Collect from the data below each line with "Adapter".

<<<<

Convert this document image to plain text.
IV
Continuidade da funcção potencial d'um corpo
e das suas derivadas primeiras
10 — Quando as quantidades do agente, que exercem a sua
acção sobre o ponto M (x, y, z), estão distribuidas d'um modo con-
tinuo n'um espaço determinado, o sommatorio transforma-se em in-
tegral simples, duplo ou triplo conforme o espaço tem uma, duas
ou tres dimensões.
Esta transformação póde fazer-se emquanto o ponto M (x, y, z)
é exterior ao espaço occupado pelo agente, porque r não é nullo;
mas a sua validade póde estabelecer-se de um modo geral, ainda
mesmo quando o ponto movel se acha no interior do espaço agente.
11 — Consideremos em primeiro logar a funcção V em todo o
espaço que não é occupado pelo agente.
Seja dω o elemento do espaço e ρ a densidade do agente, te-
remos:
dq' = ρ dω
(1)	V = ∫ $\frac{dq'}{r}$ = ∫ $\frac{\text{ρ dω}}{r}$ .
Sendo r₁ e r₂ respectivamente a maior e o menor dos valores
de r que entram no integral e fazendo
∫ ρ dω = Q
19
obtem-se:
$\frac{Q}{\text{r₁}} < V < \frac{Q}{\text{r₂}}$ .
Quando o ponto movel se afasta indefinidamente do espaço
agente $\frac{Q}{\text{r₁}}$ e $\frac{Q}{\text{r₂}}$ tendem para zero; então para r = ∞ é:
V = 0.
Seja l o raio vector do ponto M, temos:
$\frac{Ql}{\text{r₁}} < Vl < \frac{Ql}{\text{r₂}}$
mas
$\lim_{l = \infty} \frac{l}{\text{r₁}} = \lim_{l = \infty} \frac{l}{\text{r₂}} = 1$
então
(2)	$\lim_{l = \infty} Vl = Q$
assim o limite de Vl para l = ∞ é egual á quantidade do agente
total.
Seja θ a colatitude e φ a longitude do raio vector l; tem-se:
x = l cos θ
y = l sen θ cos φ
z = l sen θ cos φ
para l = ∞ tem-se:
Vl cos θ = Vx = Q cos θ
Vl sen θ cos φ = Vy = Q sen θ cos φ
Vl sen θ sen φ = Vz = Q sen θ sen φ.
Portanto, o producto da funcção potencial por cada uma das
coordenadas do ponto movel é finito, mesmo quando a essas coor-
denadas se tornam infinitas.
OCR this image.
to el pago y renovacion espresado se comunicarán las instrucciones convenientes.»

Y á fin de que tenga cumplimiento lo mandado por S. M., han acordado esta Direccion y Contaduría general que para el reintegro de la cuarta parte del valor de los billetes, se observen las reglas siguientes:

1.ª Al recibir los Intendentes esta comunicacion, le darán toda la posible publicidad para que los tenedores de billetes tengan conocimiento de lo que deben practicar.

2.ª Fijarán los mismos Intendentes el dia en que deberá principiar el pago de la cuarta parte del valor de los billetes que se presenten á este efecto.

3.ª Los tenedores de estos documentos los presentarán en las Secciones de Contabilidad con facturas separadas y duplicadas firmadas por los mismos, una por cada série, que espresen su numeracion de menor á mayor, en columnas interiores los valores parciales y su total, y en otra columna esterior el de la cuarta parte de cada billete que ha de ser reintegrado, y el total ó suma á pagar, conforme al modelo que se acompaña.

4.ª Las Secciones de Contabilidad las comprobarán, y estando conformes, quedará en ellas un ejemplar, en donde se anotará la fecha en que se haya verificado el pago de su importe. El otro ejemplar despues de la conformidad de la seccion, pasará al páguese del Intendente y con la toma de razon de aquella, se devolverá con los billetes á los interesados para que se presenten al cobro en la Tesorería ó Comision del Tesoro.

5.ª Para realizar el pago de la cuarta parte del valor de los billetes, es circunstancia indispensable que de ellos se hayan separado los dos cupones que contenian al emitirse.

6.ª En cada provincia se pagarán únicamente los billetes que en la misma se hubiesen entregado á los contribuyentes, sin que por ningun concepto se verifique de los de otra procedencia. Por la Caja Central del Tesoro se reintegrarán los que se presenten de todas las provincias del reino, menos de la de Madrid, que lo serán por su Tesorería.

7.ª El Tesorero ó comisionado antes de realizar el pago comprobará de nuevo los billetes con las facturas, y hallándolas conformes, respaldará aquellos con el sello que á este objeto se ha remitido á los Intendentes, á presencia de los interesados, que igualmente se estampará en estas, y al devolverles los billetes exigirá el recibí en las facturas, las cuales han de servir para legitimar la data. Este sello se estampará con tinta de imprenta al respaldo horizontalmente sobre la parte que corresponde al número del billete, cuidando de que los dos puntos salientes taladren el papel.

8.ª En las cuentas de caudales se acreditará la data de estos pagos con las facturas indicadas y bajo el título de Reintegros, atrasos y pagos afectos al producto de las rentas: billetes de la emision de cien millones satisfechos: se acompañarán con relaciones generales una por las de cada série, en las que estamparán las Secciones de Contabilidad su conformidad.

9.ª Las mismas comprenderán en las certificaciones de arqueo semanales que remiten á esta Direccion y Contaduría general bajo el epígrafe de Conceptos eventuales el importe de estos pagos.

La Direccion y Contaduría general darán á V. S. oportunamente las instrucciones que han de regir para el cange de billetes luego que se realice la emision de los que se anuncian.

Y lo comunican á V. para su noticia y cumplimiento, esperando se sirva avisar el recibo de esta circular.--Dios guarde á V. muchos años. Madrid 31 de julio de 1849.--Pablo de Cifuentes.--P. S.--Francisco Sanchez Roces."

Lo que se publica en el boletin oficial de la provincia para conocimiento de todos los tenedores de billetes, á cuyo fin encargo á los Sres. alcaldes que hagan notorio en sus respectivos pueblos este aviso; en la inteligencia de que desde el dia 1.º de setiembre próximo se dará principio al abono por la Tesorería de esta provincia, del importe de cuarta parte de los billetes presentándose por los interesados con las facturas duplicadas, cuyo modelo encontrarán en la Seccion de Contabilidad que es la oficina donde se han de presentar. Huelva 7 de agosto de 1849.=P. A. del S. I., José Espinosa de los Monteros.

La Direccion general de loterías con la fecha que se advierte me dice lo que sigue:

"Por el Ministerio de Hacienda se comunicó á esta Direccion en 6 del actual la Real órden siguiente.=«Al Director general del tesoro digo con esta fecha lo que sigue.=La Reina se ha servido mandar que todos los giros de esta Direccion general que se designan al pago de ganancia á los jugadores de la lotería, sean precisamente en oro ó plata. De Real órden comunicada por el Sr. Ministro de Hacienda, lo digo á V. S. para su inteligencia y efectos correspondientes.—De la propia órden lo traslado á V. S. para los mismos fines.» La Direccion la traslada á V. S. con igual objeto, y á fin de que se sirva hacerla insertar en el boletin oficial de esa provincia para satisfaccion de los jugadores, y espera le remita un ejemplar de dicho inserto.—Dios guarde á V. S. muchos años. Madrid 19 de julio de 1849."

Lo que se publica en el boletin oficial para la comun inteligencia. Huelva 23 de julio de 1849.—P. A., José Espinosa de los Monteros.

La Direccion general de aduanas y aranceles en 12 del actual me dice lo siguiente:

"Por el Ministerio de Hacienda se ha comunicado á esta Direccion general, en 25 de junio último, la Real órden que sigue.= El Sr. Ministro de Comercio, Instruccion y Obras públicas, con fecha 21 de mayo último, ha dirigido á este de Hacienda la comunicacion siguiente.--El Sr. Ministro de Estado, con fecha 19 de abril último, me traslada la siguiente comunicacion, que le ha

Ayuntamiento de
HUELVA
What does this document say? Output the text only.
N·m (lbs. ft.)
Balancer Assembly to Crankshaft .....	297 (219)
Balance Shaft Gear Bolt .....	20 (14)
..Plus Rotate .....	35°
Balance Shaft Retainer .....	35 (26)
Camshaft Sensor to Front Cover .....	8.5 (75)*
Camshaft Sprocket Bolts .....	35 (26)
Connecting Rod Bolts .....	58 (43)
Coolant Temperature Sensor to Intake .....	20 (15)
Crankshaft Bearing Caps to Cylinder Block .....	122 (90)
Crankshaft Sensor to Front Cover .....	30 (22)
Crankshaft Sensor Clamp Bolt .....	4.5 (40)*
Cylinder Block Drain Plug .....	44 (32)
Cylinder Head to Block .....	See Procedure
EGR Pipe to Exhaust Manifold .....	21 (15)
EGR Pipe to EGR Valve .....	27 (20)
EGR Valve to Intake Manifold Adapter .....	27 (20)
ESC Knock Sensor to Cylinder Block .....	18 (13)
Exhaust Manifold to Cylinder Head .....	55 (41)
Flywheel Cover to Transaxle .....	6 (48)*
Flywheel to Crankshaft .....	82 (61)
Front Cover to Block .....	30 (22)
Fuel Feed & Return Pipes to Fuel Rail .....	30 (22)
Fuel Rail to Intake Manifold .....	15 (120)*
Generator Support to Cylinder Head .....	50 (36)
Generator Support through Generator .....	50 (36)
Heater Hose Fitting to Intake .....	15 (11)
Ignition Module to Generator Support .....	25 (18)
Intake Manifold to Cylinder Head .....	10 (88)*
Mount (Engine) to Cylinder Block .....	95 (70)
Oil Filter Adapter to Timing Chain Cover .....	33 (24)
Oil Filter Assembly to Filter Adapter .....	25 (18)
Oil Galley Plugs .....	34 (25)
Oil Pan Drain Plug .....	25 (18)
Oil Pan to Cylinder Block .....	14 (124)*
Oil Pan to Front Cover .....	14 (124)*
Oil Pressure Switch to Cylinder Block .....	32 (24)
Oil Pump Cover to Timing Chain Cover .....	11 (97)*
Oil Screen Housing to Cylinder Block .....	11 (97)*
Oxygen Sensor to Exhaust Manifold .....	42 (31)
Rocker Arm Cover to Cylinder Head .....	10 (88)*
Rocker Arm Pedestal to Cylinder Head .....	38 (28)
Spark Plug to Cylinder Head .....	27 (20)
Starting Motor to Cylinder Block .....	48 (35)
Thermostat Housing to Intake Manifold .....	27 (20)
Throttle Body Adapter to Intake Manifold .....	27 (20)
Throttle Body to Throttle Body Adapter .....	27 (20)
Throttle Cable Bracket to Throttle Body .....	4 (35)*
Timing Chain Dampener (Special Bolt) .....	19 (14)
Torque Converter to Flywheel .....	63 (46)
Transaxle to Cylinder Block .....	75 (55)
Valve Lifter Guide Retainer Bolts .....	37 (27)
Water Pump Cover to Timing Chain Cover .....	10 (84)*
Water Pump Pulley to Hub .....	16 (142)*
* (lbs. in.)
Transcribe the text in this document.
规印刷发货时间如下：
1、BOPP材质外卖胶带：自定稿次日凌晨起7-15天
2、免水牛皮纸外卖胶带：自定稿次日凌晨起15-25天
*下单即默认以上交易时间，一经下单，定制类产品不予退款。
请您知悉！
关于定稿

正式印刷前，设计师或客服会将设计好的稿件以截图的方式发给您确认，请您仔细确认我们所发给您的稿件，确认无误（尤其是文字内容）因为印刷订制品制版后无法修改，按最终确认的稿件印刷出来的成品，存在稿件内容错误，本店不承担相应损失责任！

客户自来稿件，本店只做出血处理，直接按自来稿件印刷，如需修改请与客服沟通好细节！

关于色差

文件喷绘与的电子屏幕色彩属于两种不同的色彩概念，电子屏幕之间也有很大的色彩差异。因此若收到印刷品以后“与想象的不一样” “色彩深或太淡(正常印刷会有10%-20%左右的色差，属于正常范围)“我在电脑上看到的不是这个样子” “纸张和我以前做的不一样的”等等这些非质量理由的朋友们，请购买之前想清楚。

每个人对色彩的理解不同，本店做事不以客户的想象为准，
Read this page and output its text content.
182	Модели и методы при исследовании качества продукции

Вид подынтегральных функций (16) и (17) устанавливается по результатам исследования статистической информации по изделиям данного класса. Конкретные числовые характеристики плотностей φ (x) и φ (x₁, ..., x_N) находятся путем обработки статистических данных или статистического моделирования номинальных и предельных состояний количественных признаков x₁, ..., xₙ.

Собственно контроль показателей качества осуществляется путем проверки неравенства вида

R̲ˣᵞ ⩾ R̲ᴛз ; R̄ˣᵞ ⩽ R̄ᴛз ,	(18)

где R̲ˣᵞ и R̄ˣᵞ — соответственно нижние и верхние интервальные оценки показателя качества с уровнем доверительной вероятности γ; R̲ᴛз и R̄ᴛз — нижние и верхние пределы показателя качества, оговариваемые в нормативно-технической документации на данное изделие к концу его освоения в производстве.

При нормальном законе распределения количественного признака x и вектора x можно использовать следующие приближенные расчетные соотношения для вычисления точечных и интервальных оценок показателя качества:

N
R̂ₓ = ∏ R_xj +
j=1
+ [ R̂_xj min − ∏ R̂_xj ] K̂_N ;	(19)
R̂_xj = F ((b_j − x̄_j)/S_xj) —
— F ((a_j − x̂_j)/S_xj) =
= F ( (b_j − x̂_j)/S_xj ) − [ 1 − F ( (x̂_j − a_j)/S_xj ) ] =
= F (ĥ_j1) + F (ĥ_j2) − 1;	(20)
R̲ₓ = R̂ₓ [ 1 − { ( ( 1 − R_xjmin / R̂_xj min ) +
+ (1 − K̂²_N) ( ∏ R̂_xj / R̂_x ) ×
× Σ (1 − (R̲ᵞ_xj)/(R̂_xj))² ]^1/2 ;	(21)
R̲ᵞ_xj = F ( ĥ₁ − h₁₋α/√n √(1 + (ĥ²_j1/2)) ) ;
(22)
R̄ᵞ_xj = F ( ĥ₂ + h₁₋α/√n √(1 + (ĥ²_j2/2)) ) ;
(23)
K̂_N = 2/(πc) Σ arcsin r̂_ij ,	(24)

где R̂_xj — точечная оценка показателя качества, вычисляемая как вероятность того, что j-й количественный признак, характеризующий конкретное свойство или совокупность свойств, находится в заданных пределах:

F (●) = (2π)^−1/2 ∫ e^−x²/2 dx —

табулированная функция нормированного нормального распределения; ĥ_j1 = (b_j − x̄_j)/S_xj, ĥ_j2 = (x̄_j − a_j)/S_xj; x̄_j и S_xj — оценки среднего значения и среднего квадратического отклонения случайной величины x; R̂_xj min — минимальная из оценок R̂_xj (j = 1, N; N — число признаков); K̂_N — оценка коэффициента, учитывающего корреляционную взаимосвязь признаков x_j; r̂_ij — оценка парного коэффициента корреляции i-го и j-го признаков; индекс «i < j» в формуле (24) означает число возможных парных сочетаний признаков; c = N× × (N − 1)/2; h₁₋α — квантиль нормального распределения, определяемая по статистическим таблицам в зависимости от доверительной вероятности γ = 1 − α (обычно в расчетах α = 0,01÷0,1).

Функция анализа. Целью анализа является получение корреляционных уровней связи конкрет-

>>>>

## Worked answer
EGR Valve to Intake Manifold Adapter .....	27 (20)
Oil Filter Adapter to Timing Chain Cover .....	33 (24)
Oil Filter Assembly to Filter Adapter .....	25 (18)
Throttle Body Adapter to Intake Manifold .....	27 (20)
Throttle Body to Throttle Body Adapter .....	27 (20)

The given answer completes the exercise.